=== Supplied entries ===

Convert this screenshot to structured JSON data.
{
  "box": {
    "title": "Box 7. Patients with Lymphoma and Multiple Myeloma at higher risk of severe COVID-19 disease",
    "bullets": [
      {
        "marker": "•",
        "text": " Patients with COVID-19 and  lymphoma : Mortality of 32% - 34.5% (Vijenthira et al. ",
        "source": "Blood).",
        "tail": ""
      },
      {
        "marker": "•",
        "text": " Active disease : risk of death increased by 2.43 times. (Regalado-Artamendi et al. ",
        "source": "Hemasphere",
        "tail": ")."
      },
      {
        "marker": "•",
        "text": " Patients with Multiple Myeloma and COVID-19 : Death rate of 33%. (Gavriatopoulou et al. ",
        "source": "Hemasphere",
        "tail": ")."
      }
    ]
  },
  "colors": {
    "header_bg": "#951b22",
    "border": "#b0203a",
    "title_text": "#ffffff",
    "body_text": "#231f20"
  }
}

===

Task instructions: All the entries must be retyped exactly.

Response to this exercise:
Convert this screenshot to structured JSON data.
{
  "box": {
    "title": "Box 7. Patients with Lymphoma and Multiple Myeloma at higher risk of severe COVID-19 disease",
    "bullets": [
      {
        "marker": "•",
        "text": " Patients with COVID-19 and  lymphoma : Mortality of 32% - 34.5% (Vijenthira et al. ",
        "source": "Blood).",
        "tail": ""
      },
      {
        "marker": "•",
        "text": " Active disease : risk of death increased by 2.43 times. (Regalado-Artamendi et al. ",
        "source": "Hemasphere",
        "tail": ")."
      },
      {
        "marker": "•",
        "text": " Patients with Multiple Myeloma and COVID-19 : Death rate of 33%. (Gavriatopoulou et al. ",
        "source": "Hemasphere",
        "tail": ")."
      }
    ]
  },
  "colors": {
    "header_bg": "#951b22",
    "border": "#b0203a",
    "title_text": "#ffffff",
    "body_text": "#231f20"
  }
}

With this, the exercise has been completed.